### [Items listed in a dataset]

Segment Open

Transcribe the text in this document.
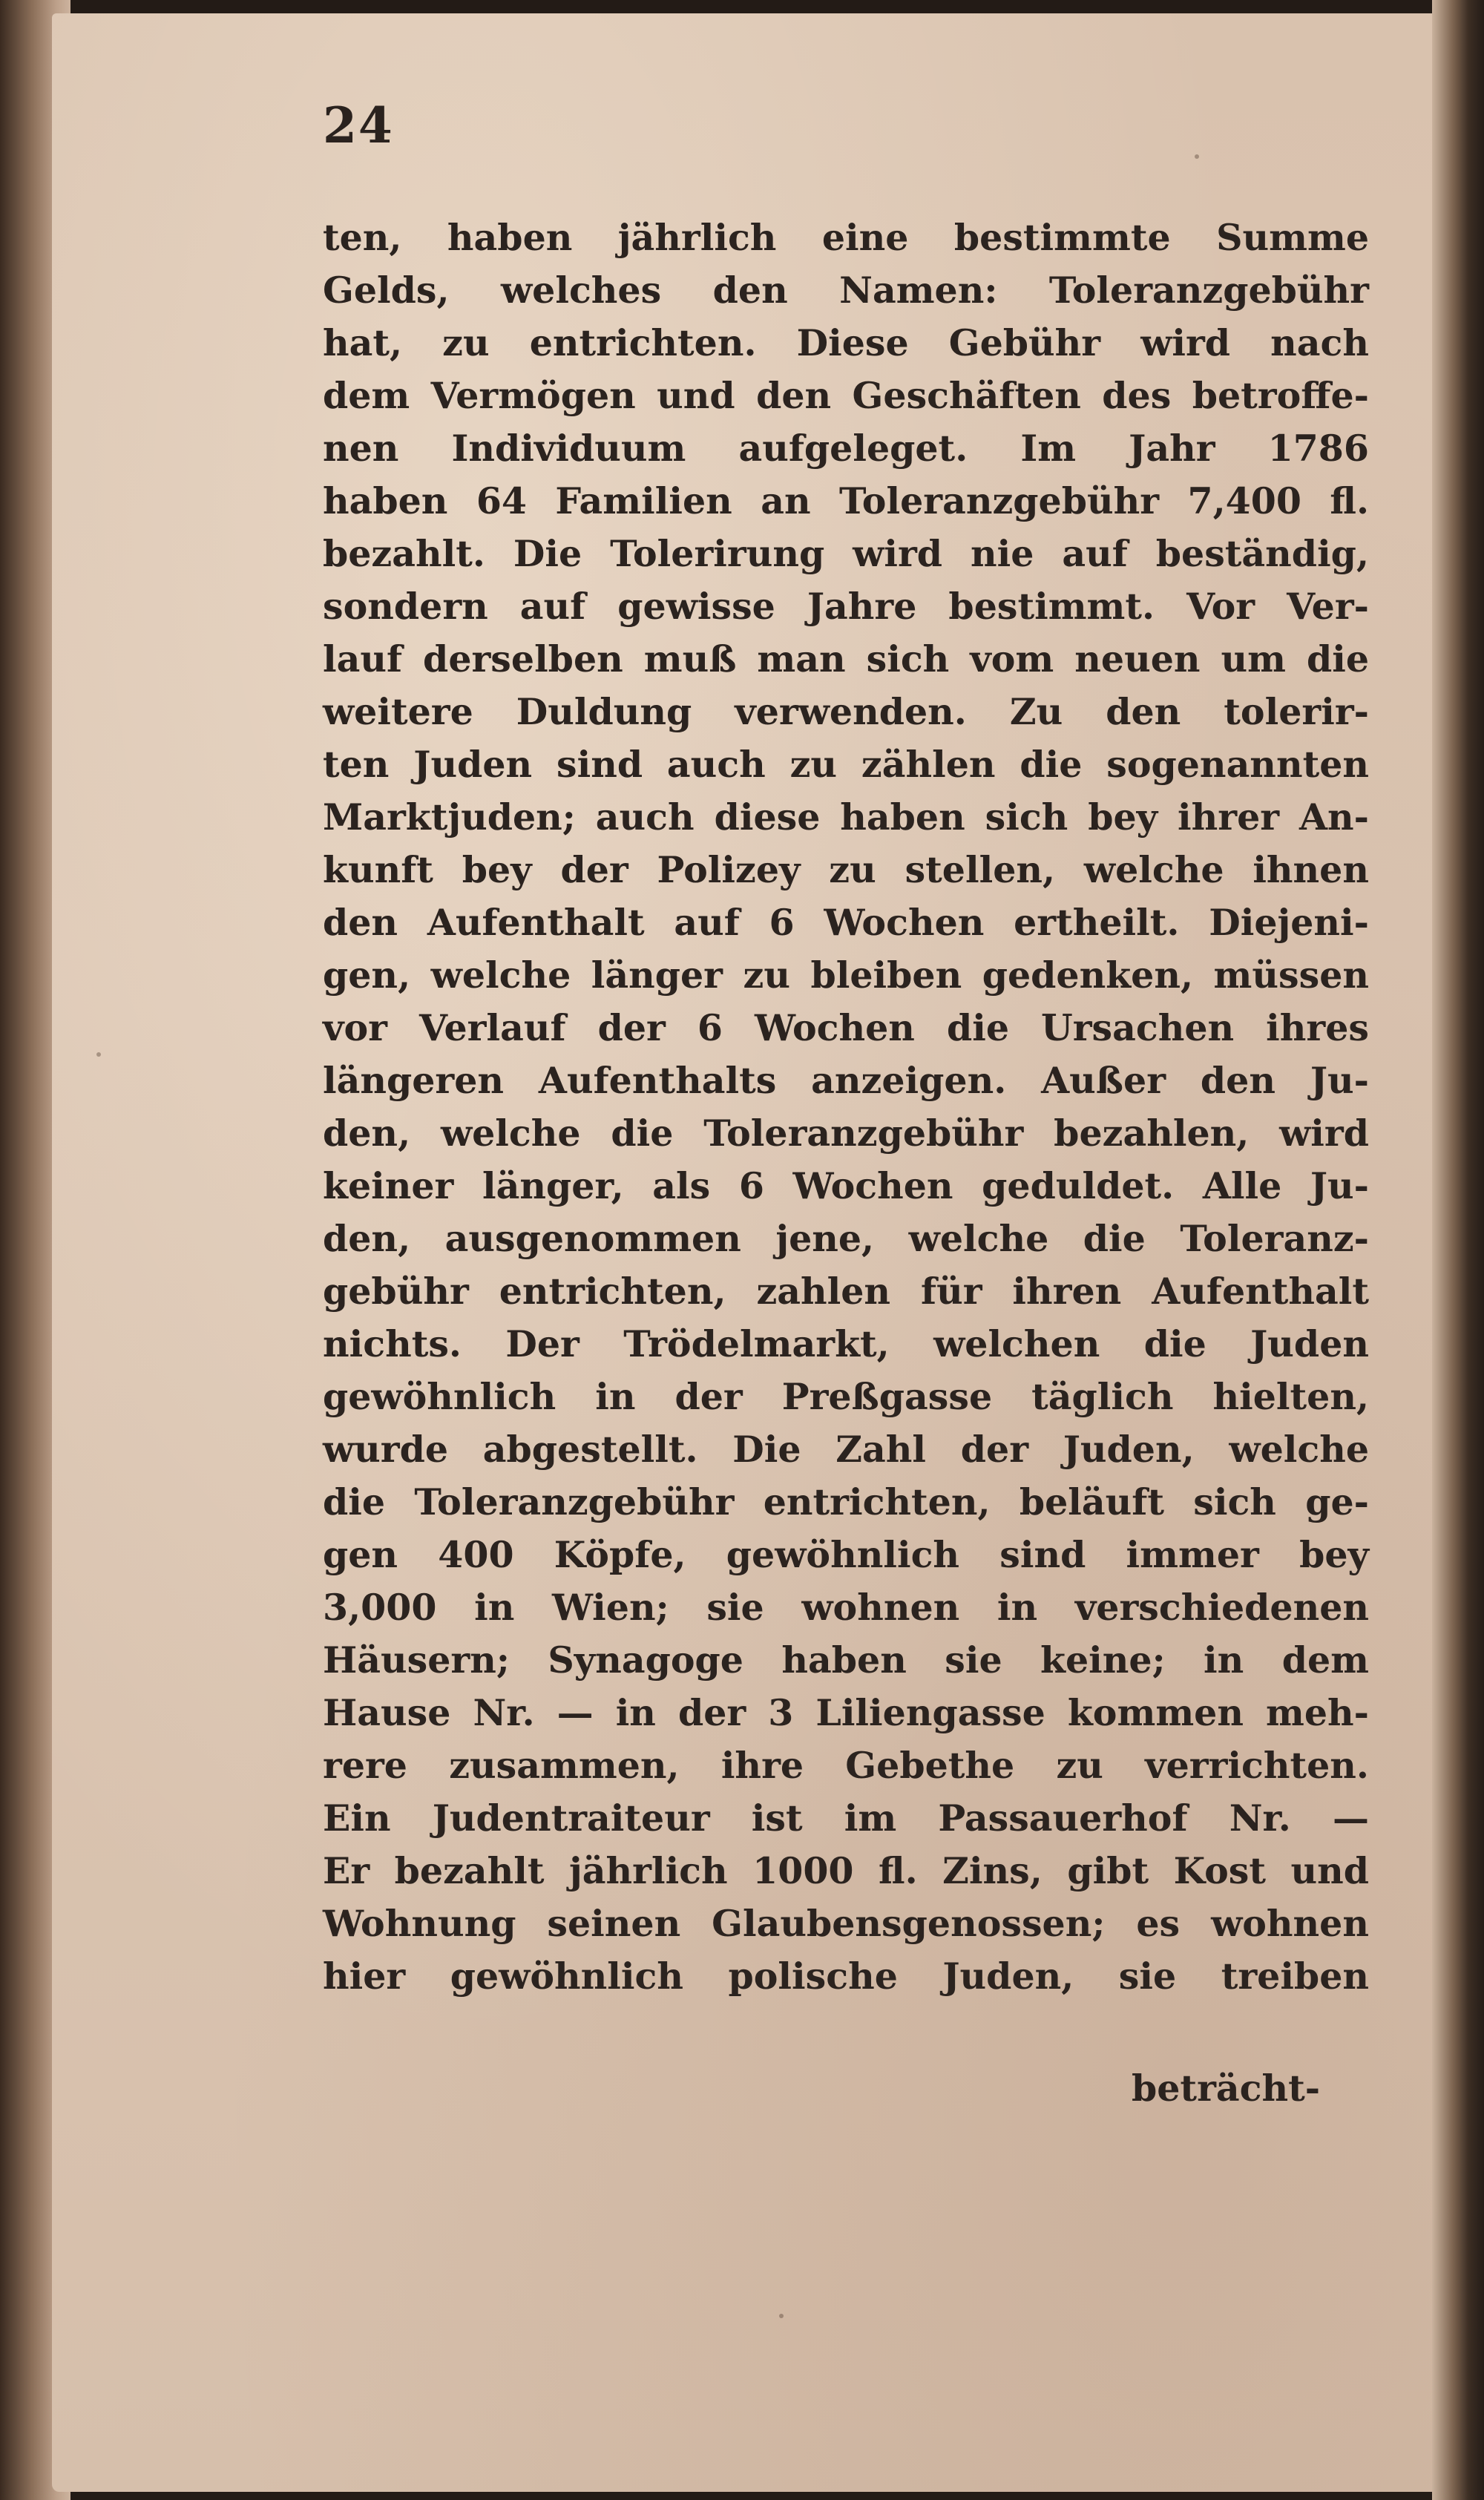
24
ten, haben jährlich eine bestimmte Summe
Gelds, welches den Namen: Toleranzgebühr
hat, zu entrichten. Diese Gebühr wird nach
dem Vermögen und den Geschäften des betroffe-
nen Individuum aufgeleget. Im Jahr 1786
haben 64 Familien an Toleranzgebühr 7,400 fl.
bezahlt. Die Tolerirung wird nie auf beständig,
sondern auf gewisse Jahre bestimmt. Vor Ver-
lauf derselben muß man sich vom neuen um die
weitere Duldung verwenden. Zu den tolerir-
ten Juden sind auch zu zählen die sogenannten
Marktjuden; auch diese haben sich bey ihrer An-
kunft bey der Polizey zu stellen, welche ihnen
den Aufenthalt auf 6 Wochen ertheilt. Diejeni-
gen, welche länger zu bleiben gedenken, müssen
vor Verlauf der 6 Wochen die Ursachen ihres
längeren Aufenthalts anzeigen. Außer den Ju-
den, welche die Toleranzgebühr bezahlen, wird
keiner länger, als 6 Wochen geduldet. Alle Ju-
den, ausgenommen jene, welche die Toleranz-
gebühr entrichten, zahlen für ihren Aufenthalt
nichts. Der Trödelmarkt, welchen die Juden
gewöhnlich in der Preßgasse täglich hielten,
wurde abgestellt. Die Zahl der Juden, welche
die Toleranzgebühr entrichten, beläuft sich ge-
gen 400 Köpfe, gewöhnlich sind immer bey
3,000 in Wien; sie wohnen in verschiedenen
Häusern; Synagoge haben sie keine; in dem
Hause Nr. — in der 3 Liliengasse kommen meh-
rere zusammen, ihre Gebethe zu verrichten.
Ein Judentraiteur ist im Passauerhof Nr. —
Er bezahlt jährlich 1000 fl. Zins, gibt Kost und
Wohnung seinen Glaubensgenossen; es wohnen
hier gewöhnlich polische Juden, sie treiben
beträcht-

Segment Closed

### [Exercise brief]
Each line of the data is to be duplicated exactly; pictures stay out of the copy.

### [Your solution]
Transcribe the text in this document.
24
ten, haben jährlich eine bestimmte Summe
Gelds, welches den Namen: Toleranzgebühr
hat, zu entrichten. Diese Gebühr wird nach
dem Vermögen und den Geschäften des betroffe-
nen Individuum aufgeleget. Im Jahr 1786
haben 64 Familien an Toleranzgebühr 7,400 fl.
bezahlt. Die Tolerirung wird nie auf beständig,
sondern auf gewisse Jahre bestimmt. Vor Ver-
lauf derselben muß man sich vom neuen um die
weitere Duldung verwenden. Zu den tolerir-
ten Juden sind auch zu zählen die sogenannten
Marktjuden; auch diese haben sich bey ihrer An-
kunft bey der Polizey zu stellen, welche ihnen
den Aufenthalt auf 6 Wochen ertheilt. Diejeni-
gen, welche länger zu bleiben gedenken, müssen
vor Verlauf der 6 Wochen die Ursachen ihres
längeren Aufenthalts anzeigen. Außer den Ju-
den, welche die Toleranzgebühr bezahlen, wird
keiner länger, als 6 Wochen geduldet. Alle Ju-
den, ausgenommen jene, welche die Toleranz-
gebühr entrichten, zahlen für ihren Aufenthalt
nichts. Der Trödelmarkt, welchen die Juden
gewöhnlich in der Preßgasse täglich hielten,
wurde abgestellt. Die Zahl der Juden, welche
die Toleranzgebühr entrichten, beläuft sich ge-
gen 400 Köpfe, gewöhnlich sind immer bey
3,000 in Wien; sie wohnen in verschiedenen
Häusern; Synagoge haben sie keine; in dem
Hause Nr. — in der 3 Liliengasse kommen meh-
rere zusammen, ihre Gebethe zu verrichten.
Ein Judentraiteur ist im Passauerhof Nr. —
Er bezahlt jährlich 1000 fl. Zins, gibt Kost und
Wohnung seinen Glaubensgenossen; es wohnen
hier gewöhnlich polische Juden, sie treiben
beträcht-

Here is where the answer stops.